Saved data entries:

>> begin

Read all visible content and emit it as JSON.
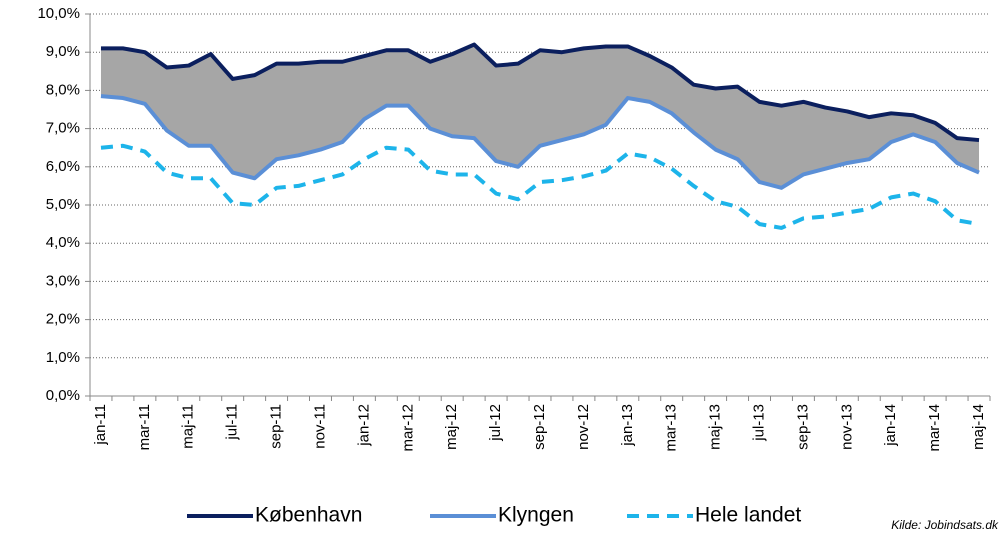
{
  "chart_data": {
    "type": "line",
    "categories": [
      "jan-11",
      null,
      "mar-11",
      null,
      "maj-11",
      null,
      "jul-11",
      null,
      "sep-11",
      null,
      "nov-11",
      null,
      "jan-12",
      null,
      "mar-12",
      null,
      "maj-12",
      null,
      "jul-12",
      null,
      "sep-12",
      null,
      "nov-12",
      null,
      "jan-13",
      null,
      "mar-13",
      null,
      "maj-13",
      null,
      "jul-13",
      null,
      "sep-13",
      null,
      "nov-13",
      null,
      "jan-14",
      null,
      "mar-14",
      null,
      "maj-14"
    ],
    "series": [
      {
        "name": "København",
        "color": "#0b1f5e",
        "dashed": false,
        "values": [
          9.1,
          9.1,
          9.0,
          8.6,
          8.65,
          8.95,
          8.3,
          8.4,
          8.7,
          8.7,
          8.75,
          8.75,
          8.9,
          9.05,
          9.05,
          8.75,
          8.95,
          9.2,
          8.65,
          8.7,
          9.05,
          9.0,
          9.1,
          9.15,
          9.15,
          8.9,
          8.6,
          8.15,
          8.05,
          8.1,
          7.7,
          7.6,
          7.7,
          7.55,
          7.45,
          7.3,
          7.4,
          7.35,
          7.15,
          6.75,
          6.7
        ]
      },
      {
        "name": "Klyngen",
        "color": "#5b8fd6",
        "dashed": false,
        "values": [
          7.85,
          7.8,
          7.65,
          6.95,
          6.55,
          6.55,
          5.85,
          5.7,
          6.2,
          6.3,
          6.45,
          6.65,
          7.25,
          7.6,
          7.6,
          7.0,
          6.8,
          6.75,
          6.15,
          6.0,
          6.55,
          6.7,
          6.85,
          7.1,
          7.8,
          7.7,
          7.4,
          6.9,
          6.45,
          6.2,
          5.6,
          5.45,
          5.8,
          5.95,
          6.1,
          6.2,
          6.65,
          6.85,
          6.65,
          6.1,
          5.85
        ]
      },
      {
        "name": "Hele landet",
        "color": "#1db4ea",
        "dashed": true,
        "values": [
          6.5,
          6.55,
          6.4,
          5.85,
          5.7,
          5.7,
          5.05,
          5.0,
          5.45,
          5.5,
          5.65,
          5.8,
          6.2,
          6.5,
          6.45,
          5.9,
          5.8,
          5.8,
          5.3,
          5.15,
          5.6,
          5.65,
          5.75,
          5.9,
          6.35,
          6.25,
          5.95,
          5.5,
          5.1,
          4.95,
          4.5,
          4.4,
          4.65,
          4.7,
          4.8,
          4.9,
          5.2,
          5.3,
          5.1,
          4.6,
          4.5
        ]
      }
    ],
    "ylim": [
      0,
      10
    ],
    "yticks": [
      {
        "value": 0,
        "label": "0,0%"
      },
      {
        "value": 1,
        "label": "1,0%"
      },
      {
        "value": 2,
        "label": "2,0%"
      },
      {
        "value": 3,
        "label": "3,0%"
      },
      {
        "value": 4,
        "label": "4,0%"
      },
      {
        "value": 5,
        "label": "5,0%"
      },
      {
        "value": 6,
        "label": "6,0%"
      },
      {
        "value": 7,
        "label": "7,0%"
      },
      {
        "value": 8,
        "label": "8,0%"
      },
      {
        "value": 9,
        "label": "9,0%"
      },
      {
        "value": 10,
        "label": "10,0%"
      }
    ],
    "grid": true,
    "fill_between_color": "#a6a6a6",
    "source": "Kilde: Jobindsats.dk"
  }
}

>> end

TASK BRIEF:
Make an exact copy of all the material, but keep the pictures out of it.

ANSWER TO THE EXERCISE:
Read all visible content and emit it as JSON.
{
  "chart_data": {
    "type": "line",
    "categories": [
      "jan-11",
      null,
      "mar-11",
      null,
      "maj-11",
      null,
      "jul-11",
      null,
      "sep-11",
      null,
      "nov-11",
      null,
      "jan-12",
      null,
      "mar-12",
      null,
      "maj-12",
      null,
      "jul-12",
      null,
      "sep-12",
      null,
      "nov-12",
      null,
      "jan-13",
      null,
      "mar-13",
      null,
      "maj-13",
      null,
      "jul-13",
      null,
      "sep-13",
      null,
      "nov-13",
      null,
      "jan-14",
      null,
      "mar-14",
      null,
      "maj-14"
    ],
    "series": [
      {
        "name": "København",
        "color": "#0b1f5e",
        "dashed": false,
        "values": [
          9.1,
          9.1,
          9.0,
          8.6,
          8.65,
          8.95,
          8.3,
          8.4,
          8.7,
          8.7,
          8.75,
          8.75,
          8.9,
          9.05,
          9.05,
          8.75,
          8.95,
          9.2,
          8.65,
          8.7,
          9.05,
          9.0,
          9.1,
          9.15,
          9.15,
          8.9,
          8.6,
          8.15,
          8.05,
          8.1,
          7.7,
          7.6,
          7.7,
          7.55,
          7.45,
          7.3,
          7.4,
          7.35,
          7.15,
          6.75,
          6.7
        ]
      },
      {
        "name": "Klyngen",
        "color": "#5b8fd6",
        "dashed": false,
        "values": [
          7.85,
          7.8,
          7.65,
          6.95,
          6.55,
          6.55,
          5.85,
          5.7,
          6.2,
          6.3,
          6.45,
          6.65,
          7.25,
          7.6,
          7.6,
          7.0,
          6.8,
          6.75,
          6.15,
          6.0,
          6.55,
          6.7,
          6.85,
          7.1,
          7.8,
          7.7,
          7.4,
          6.9,
          6.45,
          6.2,
          5.6,
          5.45,
          5.8,
          5.95,
          6.1,
          6.2,
          6.65,
          6.85,
          6.65,
          6.1,
          5.85
        ]
      },
      {
        "name": "Hele landet",
        "color": "#1db4ea",
        "dashed": true,
        "values": [
          6.5,
          6.55,
          6.4,
          5.85,
          5.7,
          5.7,
          5.05,
          5.0,
          5.45,
          5.5,
          5.65,
          5.8,
          6.2,
          6.5,
          6.45,
          5.9,
          5.8,
          5.8,
          5.3,
          5.15,
          5.6,
          5.65,
          5.75,
          5.9,
          6.35,
          6.25,
          5.95,
          5.5,
          5.1,
          4.95,
          4.5,
          4.4,
          4.65,
          4.7,
          4.8,
          4.9,
          5.2,
          5.3,
          5.1,
          4.6,
          4.5
        ]
      }
    ],
    "ylim": [
      0,
      10
    ],
    "yticks": [
      {
        "value": 0,
        "label": "0,0%"
      },
      {
        "value": 1,
        "label": "1,0%"
      },
      {
        "value": 2,
        "label": "2,0%"
      },
      {
        "value": 3,
        "label": "3,0%"
      },
      {
        "value": 4,
        "label": "4,0%"
      },
      {
        "value": 5,
        "label": "5,0%"
      },
      {
        "value": 6,
        "label": "6,0%"
      },
      {
        "value": 7,
        "label": "7,0%"
      },
      {
        "value": 8,
        "label": "8,0%"
      },
      {
        "value": 9,
        "label": "9,0%"
      },
      {
        "value": 10,
        "label": "10,0%"
      }
    ],
    "grid": true,
    "fill_between_color": "#a6a6a6",
    "source": "Kilde: Jobindsats.dk"
  }
}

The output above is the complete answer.